本文:
2006年07月07日

一つ目小僧と三つ目小僧に捧ぐ

今日現在僕のブログを訪れてくださっている殆どの方にはあえて紹介するまでもないでしょうが、「一つ目小僧と三つ目小僧、どちらが好きですか?」という、僕のお気に入りのブログがあります。初めて某所でそのタイトルを見たときの既視感のような感覚は忘れられません。

『これはきっと僕が気に入るサイトに違いない』。

いえ、別に僕はお化け評論家でもなければ手塚治虫の「三つ目がとおる」にとりたてて思い入れがあるわけでもありません(後者は大好きな漫画ではありますが)。

早速訪れてみると、案の定そのブログには(僕の読んだ範囲では)一つ目小僧も三つ目小僧も出てきません。あえて強調するなら、一反木綿もぬりかべもいませんでした。でも、そのブログでのちょっとした言い回し、採りあげられている題材のあれこれが、妙にツボにはまるのです。

データ抜粋:
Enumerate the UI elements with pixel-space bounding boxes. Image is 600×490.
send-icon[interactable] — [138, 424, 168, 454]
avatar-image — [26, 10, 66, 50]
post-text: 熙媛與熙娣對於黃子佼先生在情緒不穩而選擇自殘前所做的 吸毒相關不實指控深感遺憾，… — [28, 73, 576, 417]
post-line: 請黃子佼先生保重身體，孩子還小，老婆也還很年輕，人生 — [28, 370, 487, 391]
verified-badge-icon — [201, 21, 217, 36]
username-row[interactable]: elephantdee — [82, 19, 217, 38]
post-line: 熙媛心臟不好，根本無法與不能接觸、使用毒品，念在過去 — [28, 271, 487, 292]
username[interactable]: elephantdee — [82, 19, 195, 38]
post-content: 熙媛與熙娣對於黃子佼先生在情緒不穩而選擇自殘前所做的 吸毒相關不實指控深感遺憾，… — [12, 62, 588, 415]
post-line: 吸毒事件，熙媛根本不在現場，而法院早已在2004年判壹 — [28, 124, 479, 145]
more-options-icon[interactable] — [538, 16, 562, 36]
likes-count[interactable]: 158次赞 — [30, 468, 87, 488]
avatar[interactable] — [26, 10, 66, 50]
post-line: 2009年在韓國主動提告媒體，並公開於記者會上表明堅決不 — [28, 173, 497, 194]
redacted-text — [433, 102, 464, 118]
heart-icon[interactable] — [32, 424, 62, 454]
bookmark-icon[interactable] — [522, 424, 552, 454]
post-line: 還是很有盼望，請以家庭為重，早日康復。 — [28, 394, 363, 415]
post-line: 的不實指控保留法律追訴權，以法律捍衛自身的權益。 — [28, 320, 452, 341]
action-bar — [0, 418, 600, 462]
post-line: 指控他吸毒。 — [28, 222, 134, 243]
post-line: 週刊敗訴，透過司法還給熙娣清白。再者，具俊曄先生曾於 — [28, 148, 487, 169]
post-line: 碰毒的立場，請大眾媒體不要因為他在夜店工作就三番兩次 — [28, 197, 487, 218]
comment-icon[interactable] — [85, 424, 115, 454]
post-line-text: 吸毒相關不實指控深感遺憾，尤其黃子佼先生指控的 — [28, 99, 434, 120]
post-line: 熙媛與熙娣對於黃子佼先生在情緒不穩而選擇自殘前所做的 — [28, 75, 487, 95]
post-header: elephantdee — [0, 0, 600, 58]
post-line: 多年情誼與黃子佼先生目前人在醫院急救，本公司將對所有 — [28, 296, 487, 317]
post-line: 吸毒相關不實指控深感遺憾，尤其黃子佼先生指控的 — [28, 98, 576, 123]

取り組む課題: 本文のうち、「一つ目小僧と三つ目小僧に捧ぐ」から「好きな漫画ではありますが)。」までの部分をすべて、一字も変えずに抜き出してください。

解答例:
一つ目小僧と三つ目小僧に捧ぐ

今日現在僕のブログを訪れてくださっている殆どの方にはあえて紹介するまでもないでしょうが、「一つ目小僧と三つ目小僧、どちらが好きですか?」という、僕のお気に入りのブログがあります。初めて某所でそのタイトルを見たときの既視感のような感覚は忘れられません。

『これはきっと僕が気に入るサイトに違いない』。

いえ、別に僕はお化け評論家でもなければ手塚治虫の「三つ目がとおる」にとりたてて思い入れがあるわけでもありません(後者は大好きな漫画ではありますが)。